**WORK INSTRUCTIONS**
Repeat each record exactly. Any picture gets left out.
>> begin
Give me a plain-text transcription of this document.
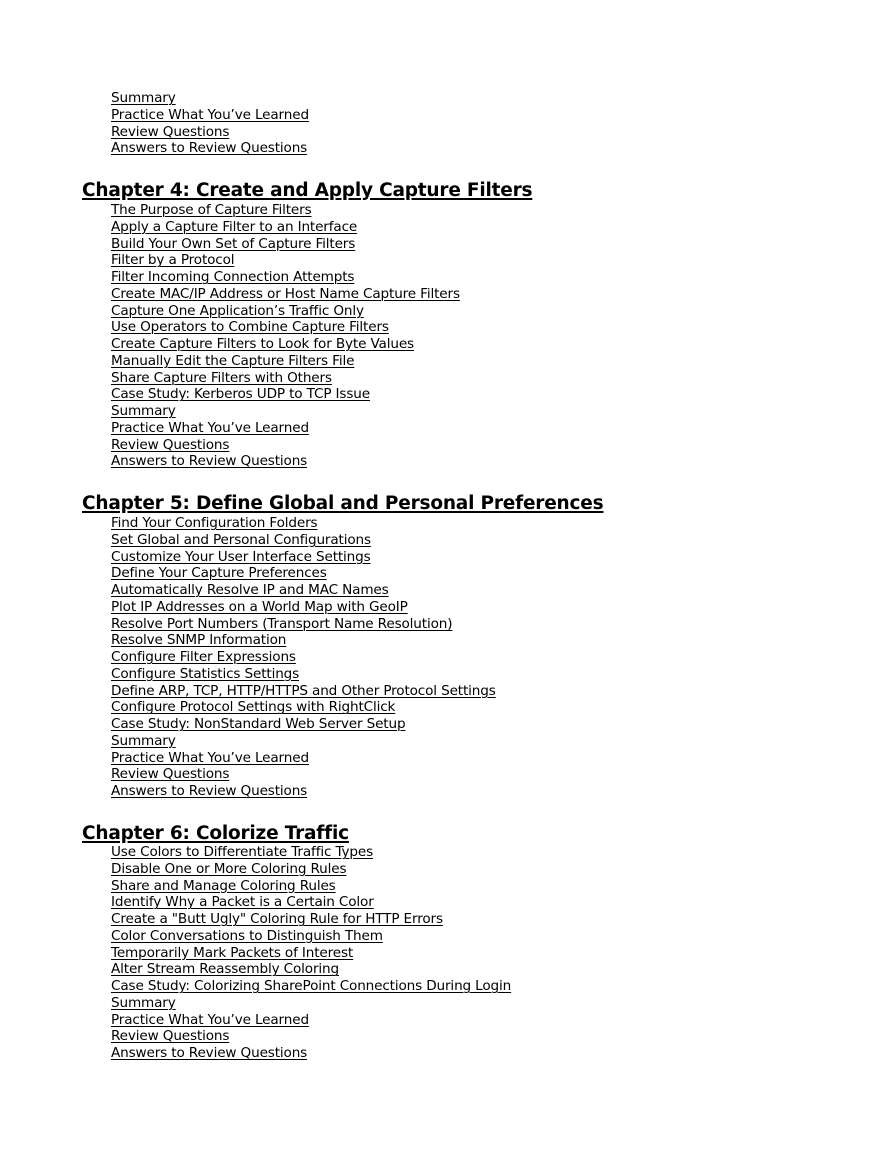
Summary
Practice What You’ve Learned
Review Questions
Answers to Review Questions
Chapter 4: Create and Apply Capture Filters
The Purpose of Capture Filters
Apply a Capture Filter to an Interface
Build Your Own Set of Capture Filters
Filter by a Protocol
Filter Incoming Connection Attempts
Create MAC/IP Address or Host Name Capture Filters
Capture One Application’s Traffic Only
Use Operators to Combine Capture Filters
Create Capture Filters to Look for Byte Values
Manually Edit the Capture Filters File
Share Capture Filters with Others
Case Study: Kerberos UDP to TCP Issue
Summary
Practice What You’ve Learned
Review Questions
Answers to Review Questions
Chapter 5: Define Global and Personal Preferences
Find Your Configuration Folders
Set Global and Personal Configurations
Customize Your User Interface Settings
Define Your Capture Preferences
Automatically Resolve IP and MAC Names
Plot IP Addresses on a World Map with GeoIP
Resolve Port Numbers (Transport Name Resolution)
Resolve SNMP Information
Configure Filter Expressions
Configure Statistics Settings
Define ARP, TCP, HTTP/HTTPS and Other Protocol Settings
Configure Protocol Settings with RightClick
Case Study: NonStandard Web Server Setup
Summary
Practice What You’ve Learned
Review Questions
Answers to Review Questions
Chapter 6: Colorize Traffic
Use Colors to Differentiate Traffic Types
Disable One or More Coloring Rules
Share and Manage Coloring Rules
Identify Why a Packet is a Certain Color
Create a "Butt Ugly" Coloring Rule for HTTP Errors
Color Conversations to Distinguish Them
Temporarily Mark Packets of Interest
Alter Stream Reassembly Coloring
Case Study: Colorizing SharePoint Connections During Login
Summary
Practice What You’ve Learned
Review Questions
Answers to Review Questions
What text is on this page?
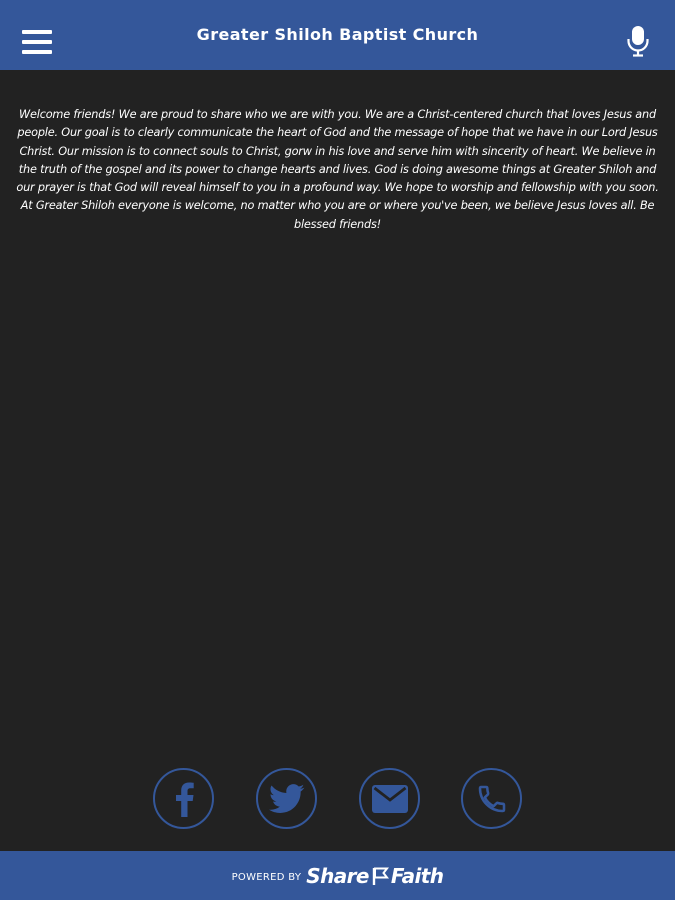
Greater Shiloh Baptist Church
Welcome friends! We are proud to share who we are with you. We are a Christ-centered church that loves Jesus and people. Our goal is to clearly communicate the heart of God and the message of hope that we have in our Lord Jesus Christ. Our mission is to connect souls to Christ, gorw in his love and serve him with sincerity of heart. We believe in the truth of the gospel and its power to change hearts and lives. God is doing awesome things at Greater Shiloh and our prayer is that God will reveal himself to you in a profound way. We hope to worship and fellowship with you soon. At Greater Shiloh everyone is welcome, no matter who you are or where you've been, we believe Jesus loves all. Be blessed friends!
POWERED BY Share Faith
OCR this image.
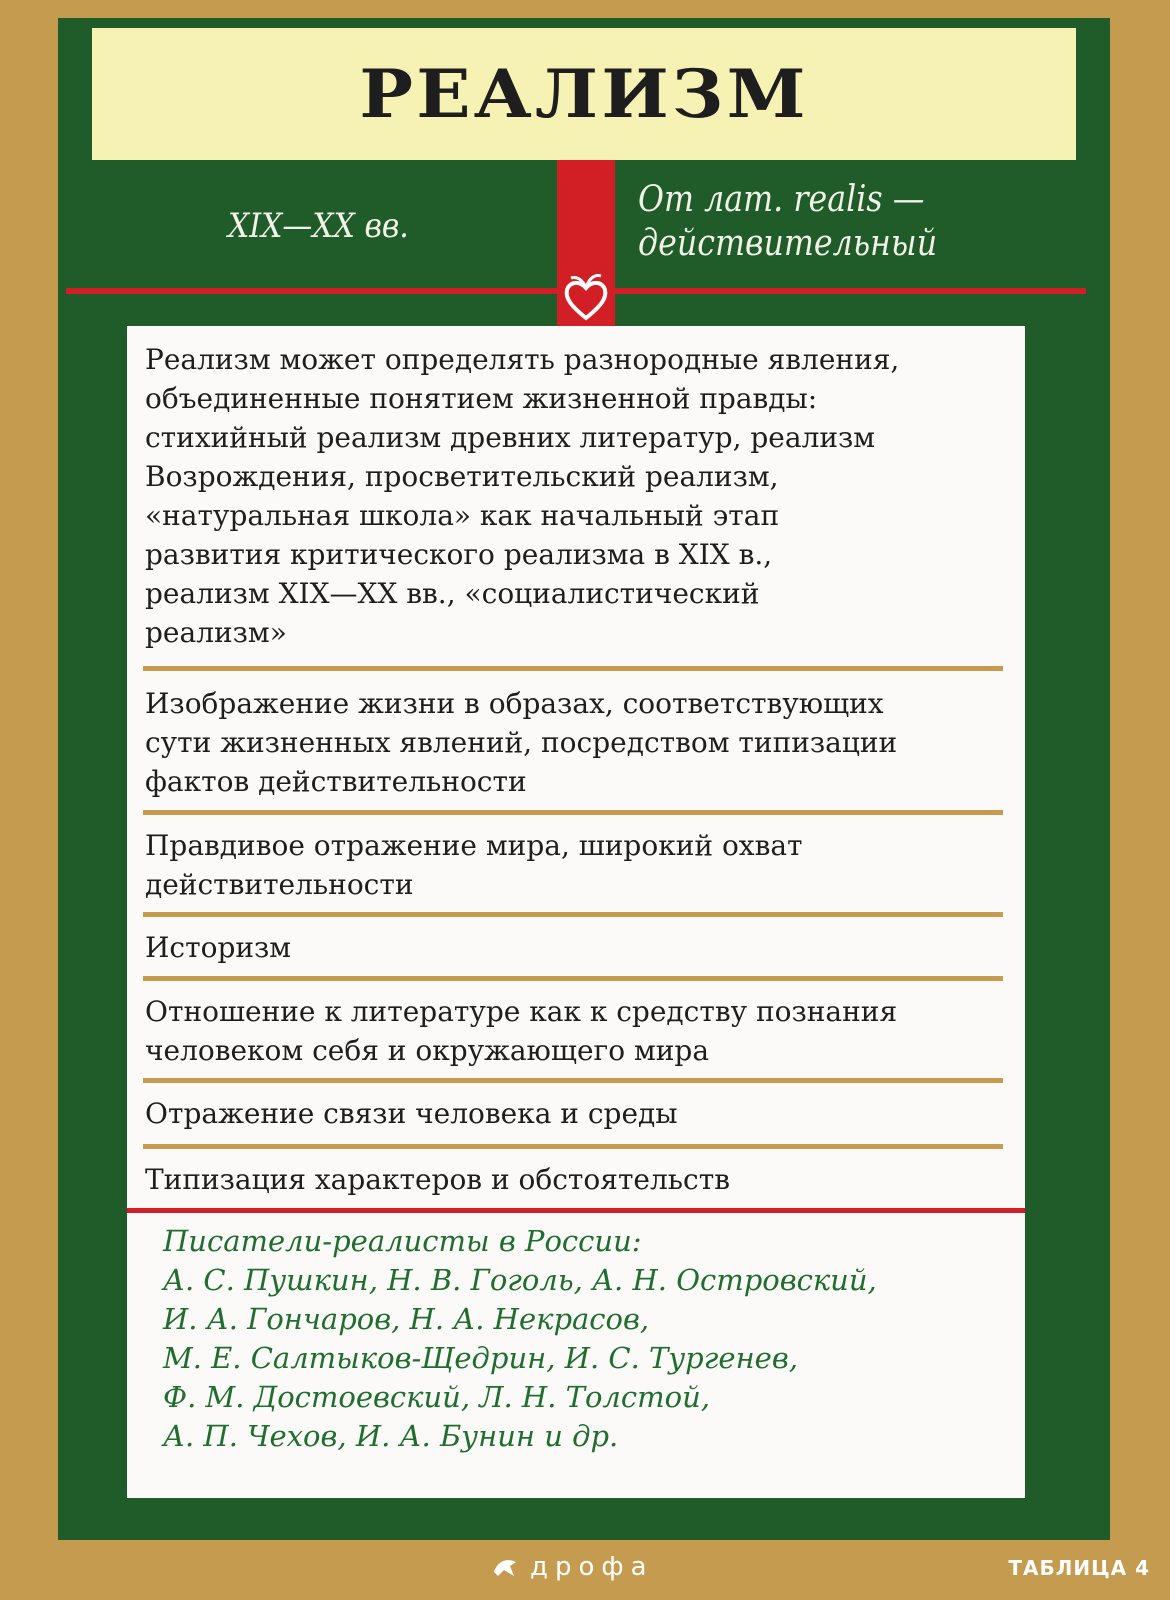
РЕАЛИЗМ
XIX—XX вв.
От лат. realis —
действительный
Реализм может определять разнородные явления,
объединенные понятием жизненной правды:
стихийный реализм древних литератур, реализм
Возрождения, просветительский реализм,
«натуральная школа» как начальный этап
развития критического реализма в XIX в.,
реализм XIX—XX вв., «социалистический
реализм»
Изображение жизни в образах, соответствующих
сути жизненных явлений, посредством типизации
фактов действительности
Правдивое отражение мира, широкий охват
действительности
Историзм
Отношение к литературе как к средству познания
человеком себя и окружающего мира
Отражение связи человека и среды
Типизация характеров и обстоятельств
Писатели-реалисты в России:
А. С. Пушкин, Н. В. Гоголь, А. Н. Островский,
И. А. Гончаров, Н. А. Некрасов,
М. Е. Салтыков-Щедрин, И. С. Тургенев,
Ф. М. Достоевский, Л. Н. Толстой,
А. П. Чехов, И. А. Бунин и др.
дрофа	ТАБЛИЦА 4
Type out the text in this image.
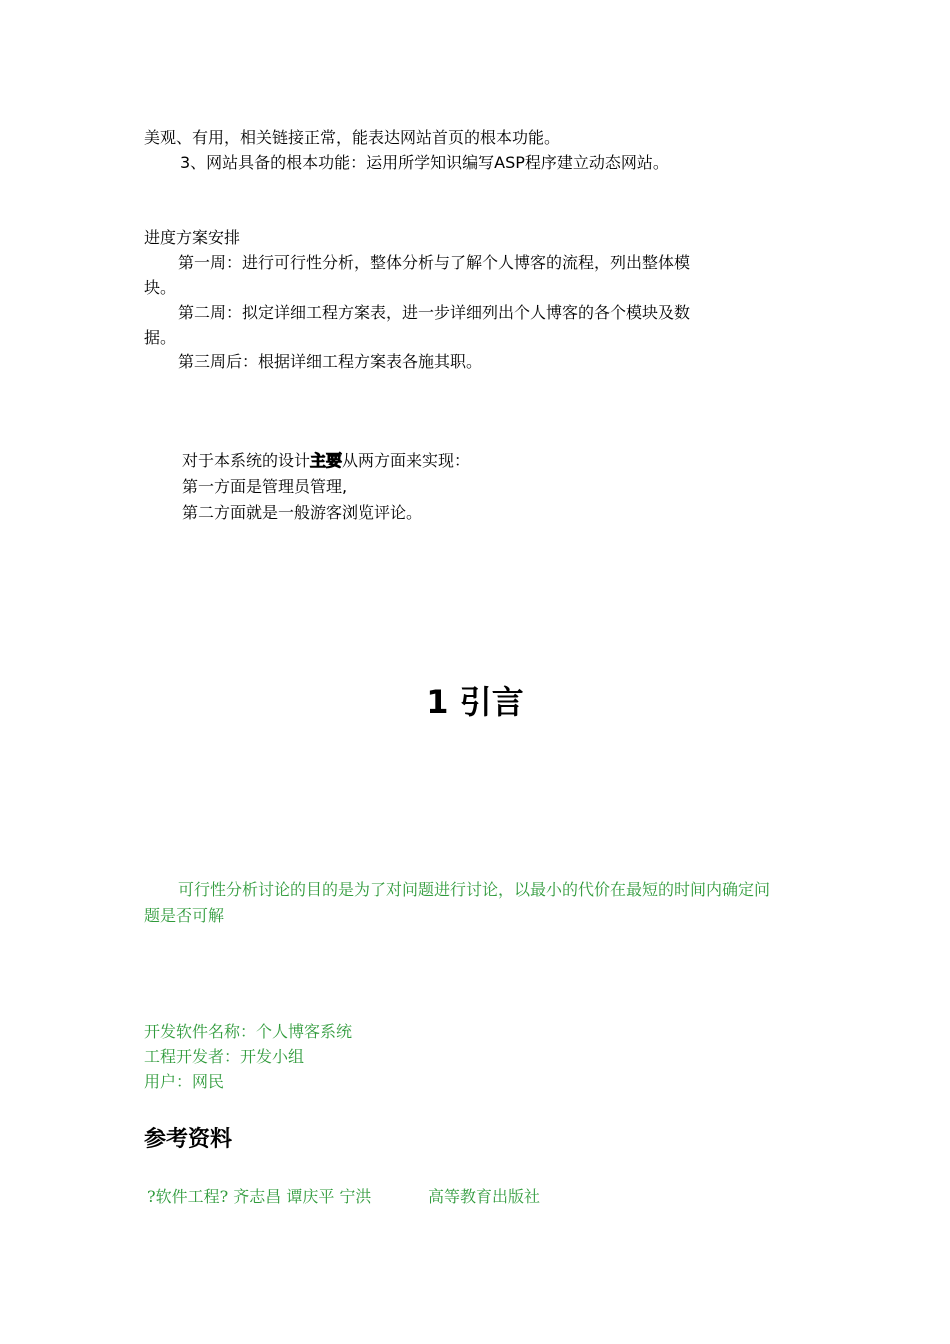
美观、有用，相关链接正常，能表达网站首页的根本功能。
3、网站具备的根本功能：运用所学知识编写ASP程序建立动态网站。
进度方案安排
第一周：进行可行性分析，整体分析与了解个人博客的流程，列出整体模
块。
第二周：拟定详细工程方案表，进一步详细列出个人博客的各个模块及数
据。
第三周后：根据详细工程方案表各施其职。
对于本系统的设计主要从两方面来实现：
第一方面是管理员管理,
第二方面就是一般游客浏览评论。
1 引言
可行性分析讨论的目的是为了对问题进行讨论，以最小的代价在最短的时间内确定问
题是否可解
开发软件名称：个人博客系统
工程开发者：开发小组
用户：网民
参考资料
?软件工程? 齐志昌 谭庆平 宁洪	高等教育出版社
>> end
**REPLY TO THE TASK**
Give me a plain-text transcription of this document.
Summary
Practice What You’ve Learned
Review Questions
Answers to Review Questions
Chapter 4: Create and Apply Capture Filters
The Purpose of Capture Filters
Apply a Capture Filter to an Interface
Build Your Own Set of Capture Filters
Filter by a Protocol
Filter Incoming Connection Attempts
Create MAC/IP Address or Host Name Capture Filters
Capture One Application’s Traffic Only
Use Operators to Combine Capture Filters
Create Capture Filters to Look for Byte Values
Manually Edit the Capture Filters File
Share Capture Filters with Others
Case Study: Kerberos UDP to TCP Issue
Summary
Practice What You’ve Learned
Review Questions
Answers to Review Questions
Chapter 5: Define Global and Personal Preferences
Find Your Configuration Folders
Set Global and Personal Configurations
Customize Your User Interface Settings
Define Your Capture Preferences
Automatically Resolve IP and MAC Names
Plot IP Addresses on a World Map with GeoIP
Resolve Port Numbers (Transport Name Resolution)
Resolve SNMP Information
Configure Filter Expressions
Configure Statistics Settings
Define ARP, TCP, HTTP/HTTPS and Other Protocol Settings
Configure Protocol Settings with RightClick
Case Study: NonStandard Web Server Setup
Summary
Practice What You’ve Learned
Review Questions
Answers to Review Questions
Chapter 6: Colorize Traffic
Use Colors to Differentiate Traffic Types
Disable One or More Coloring Rules
Share and Manage Coloring Rules
Identify Why a Packet is a Certain Color
Create a "Butt Ugly" Coloring Rule for HTTP Errors
Color Conversations to Distinguish Them
Temporarily Mark Packets of Interest
Alter Stream Reassembly Coloring
Case Study: Colorizing SharePoint Connections During Login
Summary
Practice What You’ve Learned
Review Questions
Answers to Review Questions
What text is on this page?
Greater Shiloh Baptist Church
Welcome friends! We are proud to share who we are with you. We are a Christ-centered church that loves Jesus and people. Our goal is to clearly communicate the heart of God and the message of hope that we have in our Lord Jesus Christ. Our mission is to connect souls to Christ, gorw in his love and serve him with sincerity of heart. We believe in the truth of the gospel and its power to change hearts and lives. God is doing awesome things at Greater Shiloh and our prayer is that God will reveal himself to you in a profound way. We hope to worship and fellowship with you soon. At Greater Shiloh everyone is welcome, no matter who you are or where you've been, we believe Jesus loves all. Be blessed friends!
POWERED BY Share Faith
OCR this image.
РЕАЛИЗМ
XIX—XX вв.
От лат. realis —
действительный
Реализм может определять разнородные явления,
объединенные понятием жизненной правды:
стихийный реализм древних литератур, реализм
Возрождения, просветительский реализм,
«натуральная школа» как начальный этап
развития критического реализма в XIX в.,
реализм XIX—XX вв., «социалистический
реализм»
Изображение жизни в образах, соответствующих
сути жизненных явлений, посредством типизации
фактов действительности
Правдивое отражение мира, широкий охват
действительности
Историзм
Отношение к литературе как к средству познания
человеком себя и окружающего мира
Отражение связи человека и среды
Типизация характеров и обстоятельств
Писатели-реалисты в России:
А. С. Пушкин, Н. В. Гоголь, А. Н. Островский,
И. А. Гончаров, Н. А. Некрасов,
М. Е. Салтыков-Щедрин, И. С. Тургенев,
Ф. М. Достоевский, Л. Н. Толстой,
А. П. Чехов, И. А. Бунин и др.
дрофа	ТАБЛИЦА 4
Type out the text in this image.
美观、有用，相关链接正常，能表达网站首页的根本功能。
3、网站具备的根本功能：运用所学知识编写ASP程序建立动态网站。
进度方案安排
第一周：进行可行性分析，整体分析与了解个人博客的流程，列出整体模
块。
第二周：拟定详细工程方案表，进一步详细列出个人博客的各个模块及数
据。
第三周后：根据详细工程方案表各施其职。
对于本系统的设计主要从两方面来实现：
第一方面是管理员管理,
第二方面就是一般游客浏览评论。
1 引言
可行性分析讨论的目的是为了对问题进行讨论，以最小的代价在最短的时间内确定问
题是否可解
开发软件名称：个人博客系统
工程开发者：开发小组
用户：网民
参考资料
?软件工程? 齐志昌 谭庆平 宁洪	高等教育出版社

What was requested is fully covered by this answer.